_What is asked_: Copy out every record below, word for word.

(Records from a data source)
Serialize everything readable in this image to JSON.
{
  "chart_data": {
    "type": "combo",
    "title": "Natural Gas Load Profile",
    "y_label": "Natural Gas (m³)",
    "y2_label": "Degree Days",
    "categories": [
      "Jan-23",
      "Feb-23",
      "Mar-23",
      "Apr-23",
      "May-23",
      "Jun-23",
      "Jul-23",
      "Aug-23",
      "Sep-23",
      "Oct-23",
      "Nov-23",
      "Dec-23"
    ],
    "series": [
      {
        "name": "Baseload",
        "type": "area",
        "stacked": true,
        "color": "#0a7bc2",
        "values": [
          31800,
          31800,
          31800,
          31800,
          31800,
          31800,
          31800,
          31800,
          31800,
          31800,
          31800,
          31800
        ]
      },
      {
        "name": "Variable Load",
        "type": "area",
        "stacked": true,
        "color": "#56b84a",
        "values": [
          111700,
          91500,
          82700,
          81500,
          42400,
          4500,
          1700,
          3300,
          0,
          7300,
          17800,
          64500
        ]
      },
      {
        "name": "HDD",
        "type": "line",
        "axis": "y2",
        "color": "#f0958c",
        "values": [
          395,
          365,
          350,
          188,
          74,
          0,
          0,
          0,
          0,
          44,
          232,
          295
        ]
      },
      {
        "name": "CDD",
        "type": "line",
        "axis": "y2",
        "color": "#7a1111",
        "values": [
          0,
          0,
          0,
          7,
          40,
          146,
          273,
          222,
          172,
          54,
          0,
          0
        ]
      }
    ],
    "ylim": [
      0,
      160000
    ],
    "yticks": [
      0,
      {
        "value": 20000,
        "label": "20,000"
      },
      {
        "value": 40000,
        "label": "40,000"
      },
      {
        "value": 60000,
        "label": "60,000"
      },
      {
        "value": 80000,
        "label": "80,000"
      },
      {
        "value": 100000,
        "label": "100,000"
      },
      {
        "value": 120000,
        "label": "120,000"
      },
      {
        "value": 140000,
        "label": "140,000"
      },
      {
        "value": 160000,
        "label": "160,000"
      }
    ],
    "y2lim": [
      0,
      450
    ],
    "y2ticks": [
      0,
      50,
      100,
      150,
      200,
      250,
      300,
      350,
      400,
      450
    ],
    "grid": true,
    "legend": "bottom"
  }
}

_Answer to this exercise_:
Serialize everything readable in this image to JSON.
{
  "chart_data": {
    "type": "combo",
    "title": "Natural Gas Load Profile",
    "y_label": "Natural Gas (m³)",
    "y2_label": "Degree Days",
    "categories": [
      "Jan-23",
      "Feb-23",
      "Mar-23",
      "Apr-23",
      "May-23",
      "Jun-23",
      "Jul-23",
      "Aug-23",
      "Sep-23",
      "Oct-23",
      "Nov-23",
      "Dec-23"
    ],
    "series": [
      {
        "name": "Baseload",
        "type": "area",
        "stacked": true,
        "color": "#0a7bc2",
        "values": [
          31800,
          31800,
          31800,
          31800,
          31800,
          31800,
          31800,
          31800,
          31800,
          31800,
          31800,
          31800
        ]
      },
      {
        "name": "Variable Load",
        "type": "area",
        "stacked": true,
        "color": "#56b84a",
        "values": [
          111700,
          91500,
          82700,
          81500,
          42400,
          4500,
          1700,
          3300,
          0,
          7300,
          17800,
          64500
        ]
      },
      {
        "name": "HDD",
        "type": "line",
        "axis": "y2",
        "color": "#f0958c",
        "values": [
          395,
          365,
          350,
          188,
          74,
          0,
          0,
          0,
          0,
          44,
          232,
          295
        ]
      },
      {
        "name": "CDD",
        "type": "line",
        "axis": "y2",
        "color": "#7a1111",
        "values": [
          0,
          0,
          0,
          7,
          40,
          146,
          273,
          222,
          172,
          54,
          0,
          0
        ]
      }
    ],
    "ylim": [
      0,
      160000
    ],
    "yticks": [
      0,
      {
        "value": 20000,
        "label": "20,000"
      },
      {
        "value": 40000,
        "label": "40,000"
      },
      {
        "value": 60000,
        "label": "60,000"
      },
      {
        "value": 80000,
        "label": "80,000"
      },
      {
        "value": 100000,
        "label": "100,000"
      },
      {
        "value": 120000,
        "label": "120,000"
      },
      {
        "value": 140000,
        "label": "140,000"
      },
      {
        "value": 160000,
        "label": "160,000"
      }
    ],
    "y2lim": [
      0,
      450
    ],
    "y2ticks": [
      0,
      50,
      100,
      150,
      200,
      250,
      300,
      350,
      400,
      450
    ],
    "grid": true,
    "legend": "bottom"
  }
}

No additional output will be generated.